■ **RECORDS FOR PROCESSING**

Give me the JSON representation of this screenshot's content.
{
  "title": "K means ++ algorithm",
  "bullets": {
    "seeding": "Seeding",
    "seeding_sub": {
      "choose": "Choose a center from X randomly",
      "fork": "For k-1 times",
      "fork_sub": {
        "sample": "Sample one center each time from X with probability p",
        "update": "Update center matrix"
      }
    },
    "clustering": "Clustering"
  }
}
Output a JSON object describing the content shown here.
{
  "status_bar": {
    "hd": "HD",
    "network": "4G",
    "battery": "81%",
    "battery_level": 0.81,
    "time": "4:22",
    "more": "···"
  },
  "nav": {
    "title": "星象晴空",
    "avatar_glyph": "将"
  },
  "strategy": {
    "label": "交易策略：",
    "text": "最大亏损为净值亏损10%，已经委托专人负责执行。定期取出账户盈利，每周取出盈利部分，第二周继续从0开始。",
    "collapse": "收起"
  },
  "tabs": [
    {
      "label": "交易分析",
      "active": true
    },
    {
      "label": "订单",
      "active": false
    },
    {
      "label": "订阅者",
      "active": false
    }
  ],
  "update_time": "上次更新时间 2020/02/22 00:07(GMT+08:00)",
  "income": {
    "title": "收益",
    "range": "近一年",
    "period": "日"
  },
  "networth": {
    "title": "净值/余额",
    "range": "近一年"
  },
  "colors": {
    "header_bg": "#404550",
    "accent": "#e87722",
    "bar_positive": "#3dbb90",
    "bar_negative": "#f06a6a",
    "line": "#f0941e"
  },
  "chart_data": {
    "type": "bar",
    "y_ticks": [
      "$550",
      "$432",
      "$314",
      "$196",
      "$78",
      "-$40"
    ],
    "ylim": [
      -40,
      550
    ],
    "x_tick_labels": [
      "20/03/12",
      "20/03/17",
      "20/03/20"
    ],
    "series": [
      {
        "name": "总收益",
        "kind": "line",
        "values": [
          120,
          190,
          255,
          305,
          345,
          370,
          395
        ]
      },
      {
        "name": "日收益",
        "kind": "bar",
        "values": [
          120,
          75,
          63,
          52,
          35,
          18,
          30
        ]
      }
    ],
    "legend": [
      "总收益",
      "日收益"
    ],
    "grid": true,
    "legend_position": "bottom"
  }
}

■ **REQUIRED TASK**
Scan the listing above. Collect all lines with the word "from".

■ **FINISHED ANSWER**
      "choose": "Choose a center from X randomly",
        "sample": "Sample one center each time from X with probability p",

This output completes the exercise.